■ Stated problem ■
Find every line of the listing below where "standardwerte" appears, and copy it.

— START Record list —

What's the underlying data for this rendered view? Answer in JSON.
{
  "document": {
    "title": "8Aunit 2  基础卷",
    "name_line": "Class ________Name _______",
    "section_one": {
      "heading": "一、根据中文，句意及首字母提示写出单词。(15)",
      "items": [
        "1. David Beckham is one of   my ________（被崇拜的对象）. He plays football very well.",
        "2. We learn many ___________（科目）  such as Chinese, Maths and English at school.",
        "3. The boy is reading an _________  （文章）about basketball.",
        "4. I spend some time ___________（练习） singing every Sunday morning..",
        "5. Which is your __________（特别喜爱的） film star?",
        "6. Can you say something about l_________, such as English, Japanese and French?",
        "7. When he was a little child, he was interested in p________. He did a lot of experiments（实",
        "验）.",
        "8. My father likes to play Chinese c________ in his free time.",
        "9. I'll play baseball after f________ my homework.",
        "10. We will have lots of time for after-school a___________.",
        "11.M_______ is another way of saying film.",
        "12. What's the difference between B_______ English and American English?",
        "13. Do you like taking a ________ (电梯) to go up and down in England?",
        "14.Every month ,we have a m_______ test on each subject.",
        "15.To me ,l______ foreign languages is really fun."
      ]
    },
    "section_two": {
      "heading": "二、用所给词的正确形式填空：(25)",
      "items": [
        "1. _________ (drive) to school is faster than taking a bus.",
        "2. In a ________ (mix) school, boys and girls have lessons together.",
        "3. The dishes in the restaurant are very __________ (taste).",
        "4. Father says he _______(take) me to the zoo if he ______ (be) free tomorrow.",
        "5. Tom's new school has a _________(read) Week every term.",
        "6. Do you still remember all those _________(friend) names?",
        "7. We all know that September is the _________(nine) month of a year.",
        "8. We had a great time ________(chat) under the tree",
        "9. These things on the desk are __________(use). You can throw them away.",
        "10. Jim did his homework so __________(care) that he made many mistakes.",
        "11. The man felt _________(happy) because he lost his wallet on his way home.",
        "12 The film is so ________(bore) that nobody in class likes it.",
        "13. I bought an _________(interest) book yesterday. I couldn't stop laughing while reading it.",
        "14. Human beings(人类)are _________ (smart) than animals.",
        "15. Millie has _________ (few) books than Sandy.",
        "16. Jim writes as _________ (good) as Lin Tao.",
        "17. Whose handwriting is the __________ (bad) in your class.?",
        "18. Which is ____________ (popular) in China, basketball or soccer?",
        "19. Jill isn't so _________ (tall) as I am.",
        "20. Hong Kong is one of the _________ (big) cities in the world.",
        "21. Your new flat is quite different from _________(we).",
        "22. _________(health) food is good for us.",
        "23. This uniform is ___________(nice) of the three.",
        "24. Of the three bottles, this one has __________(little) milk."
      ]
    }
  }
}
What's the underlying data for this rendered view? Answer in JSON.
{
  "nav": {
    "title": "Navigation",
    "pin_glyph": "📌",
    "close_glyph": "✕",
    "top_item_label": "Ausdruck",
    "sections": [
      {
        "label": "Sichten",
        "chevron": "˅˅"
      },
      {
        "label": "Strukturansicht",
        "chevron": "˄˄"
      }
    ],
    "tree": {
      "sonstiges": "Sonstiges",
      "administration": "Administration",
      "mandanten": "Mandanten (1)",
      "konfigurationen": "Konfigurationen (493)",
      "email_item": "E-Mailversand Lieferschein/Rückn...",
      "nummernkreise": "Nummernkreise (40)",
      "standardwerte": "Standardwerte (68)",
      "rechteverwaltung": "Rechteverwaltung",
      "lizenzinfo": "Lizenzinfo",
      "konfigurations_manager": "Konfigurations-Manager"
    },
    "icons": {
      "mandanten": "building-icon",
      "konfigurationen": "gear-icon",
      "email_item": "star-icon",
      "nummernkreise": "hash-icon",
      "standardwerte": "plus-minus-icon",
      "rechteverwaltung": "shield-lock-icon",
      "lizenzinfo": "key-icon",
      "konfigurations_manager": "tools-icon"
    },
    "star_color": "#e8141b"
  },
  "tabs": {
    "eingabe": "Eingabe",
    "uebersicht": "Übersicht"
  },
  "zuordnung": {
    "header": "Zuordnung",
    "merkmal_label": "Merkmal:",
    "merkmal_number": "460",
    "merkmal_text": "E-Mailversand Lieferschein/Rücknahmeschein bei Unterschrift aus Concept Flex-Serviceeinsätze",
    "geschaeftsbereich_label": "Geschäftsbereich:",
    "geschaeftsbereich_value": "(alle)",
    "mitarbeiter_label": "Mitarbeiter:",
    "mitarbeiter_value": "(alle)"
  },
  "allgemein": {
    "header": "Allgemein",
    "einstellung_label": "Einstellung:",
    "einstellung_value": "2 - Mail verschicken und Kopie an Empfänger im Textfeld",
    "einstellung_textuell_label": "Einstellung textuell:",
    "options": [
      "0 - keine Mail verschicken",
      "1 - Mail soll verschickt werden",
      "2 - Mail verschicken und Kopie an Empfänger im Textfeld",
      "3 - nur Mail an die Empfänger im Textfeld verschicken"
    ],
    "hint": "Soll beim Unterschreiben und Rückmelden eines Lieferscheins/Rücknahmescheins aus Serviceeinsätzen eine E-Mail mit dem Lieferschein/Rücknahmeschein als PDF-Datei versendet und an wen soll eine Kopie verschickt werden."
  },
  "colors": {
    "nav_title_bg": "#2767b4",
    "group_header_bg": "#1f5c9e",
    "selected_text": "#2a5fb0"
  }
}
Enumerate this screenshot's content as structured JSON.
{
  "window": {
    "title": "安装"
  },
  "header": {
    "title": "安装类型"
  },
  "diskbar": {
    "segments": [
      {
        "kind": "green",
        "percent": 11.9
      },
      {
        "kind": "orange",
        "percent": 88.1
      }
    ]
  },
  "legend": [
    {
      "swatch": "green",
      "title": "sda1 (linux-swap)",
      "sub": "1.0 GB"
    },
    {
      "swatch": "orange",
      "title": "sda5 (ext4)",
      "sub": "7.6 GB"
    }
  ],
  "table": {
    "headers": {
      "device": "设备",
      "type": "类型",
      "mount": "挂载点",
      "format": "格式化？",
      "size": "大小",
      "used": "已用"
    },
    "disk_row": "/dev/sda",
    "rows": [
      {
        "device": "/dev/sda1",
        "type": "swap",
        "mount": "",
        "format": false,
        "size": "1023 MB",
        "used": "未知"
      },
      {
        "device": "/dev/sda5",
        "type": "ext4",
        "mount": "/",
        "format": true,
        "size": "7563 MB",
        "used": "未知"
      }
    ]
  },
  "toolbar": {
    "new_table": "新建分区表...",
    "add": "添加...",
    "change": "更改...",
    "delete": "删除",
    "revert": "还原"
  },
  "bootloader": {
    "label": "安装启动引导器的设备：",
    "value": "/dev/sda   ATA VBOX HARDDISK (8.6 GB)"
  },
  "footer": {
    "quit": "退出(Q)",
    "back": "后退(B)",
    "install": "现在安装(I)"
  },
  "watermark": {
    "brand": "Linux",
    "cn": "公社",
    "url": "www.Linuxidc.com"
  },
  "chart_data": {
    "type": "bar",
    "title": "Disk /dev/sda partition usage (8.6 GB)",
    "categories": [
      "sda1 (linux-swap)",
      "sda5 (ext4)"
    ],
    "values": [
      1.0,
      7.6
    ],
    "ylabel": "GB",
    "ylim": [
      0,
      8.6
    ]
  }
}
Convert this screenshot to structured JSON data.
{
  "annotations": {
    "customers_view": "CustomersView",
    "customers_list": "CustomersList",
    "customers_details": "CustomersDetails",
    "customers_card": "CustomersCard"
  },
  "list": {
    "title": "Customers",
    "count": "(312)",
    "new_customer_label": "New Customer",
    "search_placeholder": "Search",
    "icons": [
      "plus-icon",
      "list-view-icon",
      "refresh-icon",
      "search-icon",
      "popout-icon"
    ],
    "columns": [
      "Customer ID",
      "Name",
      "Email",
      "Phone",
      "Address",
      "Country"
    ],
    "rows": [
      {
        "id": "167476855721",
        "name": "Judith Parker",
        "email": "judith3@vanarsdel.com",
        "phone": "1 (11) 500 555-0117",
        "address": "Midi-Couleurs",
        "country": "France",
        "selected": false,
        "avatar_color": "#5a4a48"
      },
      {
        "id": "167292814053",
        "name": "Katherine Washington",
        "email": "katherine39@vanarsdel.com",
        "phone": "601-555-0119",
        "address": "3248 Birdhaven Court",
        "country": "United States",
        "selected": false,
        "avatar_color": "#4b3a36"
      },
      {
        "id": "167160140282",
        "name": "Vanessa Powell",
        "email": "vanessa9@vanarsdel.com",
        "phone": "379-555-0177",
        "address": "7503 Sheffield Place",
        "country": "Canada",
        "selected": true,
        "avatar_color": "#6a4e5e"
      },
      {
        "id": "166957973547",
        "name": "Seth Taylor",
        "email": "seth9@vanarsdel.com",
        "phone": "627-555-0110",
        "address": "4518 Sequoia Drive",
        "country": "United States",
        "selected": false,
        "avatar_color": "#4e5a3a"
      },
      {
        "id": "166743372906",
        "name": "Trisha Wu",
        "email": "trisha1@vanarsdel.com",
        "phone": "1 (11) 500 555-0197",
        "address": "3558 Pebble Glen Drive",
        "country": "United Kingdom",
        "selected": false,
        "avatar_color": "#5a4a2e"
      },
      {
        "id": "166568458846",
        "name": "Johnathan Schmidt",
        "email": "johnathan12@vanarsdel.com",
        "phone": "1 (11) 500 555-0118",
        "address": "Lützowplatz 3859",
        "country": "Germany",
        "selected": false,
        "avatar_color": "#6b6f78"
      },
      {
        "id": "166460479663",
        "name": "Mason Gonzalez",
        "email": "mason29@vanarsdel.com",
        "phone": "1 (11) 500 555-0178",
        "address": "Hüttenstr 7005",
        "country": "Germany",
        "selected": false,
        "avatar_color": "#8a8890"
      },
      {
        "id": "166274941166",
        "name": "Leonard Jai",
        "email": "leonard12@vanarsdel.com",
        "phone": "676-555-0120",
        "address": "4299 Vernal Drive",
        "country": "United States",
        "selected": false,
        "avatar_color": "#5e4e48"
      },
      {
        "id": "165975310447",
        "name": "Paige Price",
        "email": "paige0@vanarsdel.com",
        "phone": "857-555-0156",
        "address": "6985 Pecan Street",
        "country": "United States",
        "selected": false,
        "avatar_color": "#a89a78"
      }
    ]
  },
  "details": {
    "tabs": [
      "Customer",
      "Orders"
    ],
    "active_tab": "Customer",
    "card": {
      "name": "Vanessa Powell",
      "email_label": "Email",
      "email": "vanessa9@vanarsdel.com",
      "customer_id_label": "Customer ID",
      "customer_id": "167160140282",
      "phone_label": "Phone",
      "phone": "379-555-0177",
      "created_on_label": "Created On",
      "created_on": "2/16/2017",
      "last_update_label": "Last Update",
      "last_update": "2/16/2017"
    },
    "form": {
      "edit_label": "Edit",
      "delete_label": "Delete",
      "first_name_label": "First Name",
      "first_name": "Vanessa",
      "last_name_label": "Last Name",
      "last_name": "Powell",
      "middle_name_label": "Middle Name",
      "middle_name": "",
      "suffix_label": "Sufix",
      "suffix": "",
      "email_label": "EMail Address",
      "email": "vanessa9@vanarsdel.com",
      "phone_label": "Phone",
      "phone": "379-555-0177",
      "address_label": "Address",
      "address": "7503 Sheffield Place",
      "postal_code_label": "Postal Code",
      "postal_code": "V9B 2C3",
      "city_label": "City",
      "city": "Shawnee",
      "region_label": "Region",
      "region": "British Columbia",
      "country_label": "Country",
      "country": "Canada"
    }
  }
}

— END Record list —

■ Problem solution ■
      "standardwerte": "Standardwerte (68)",
      "standardwerte": "plus-minus-icon",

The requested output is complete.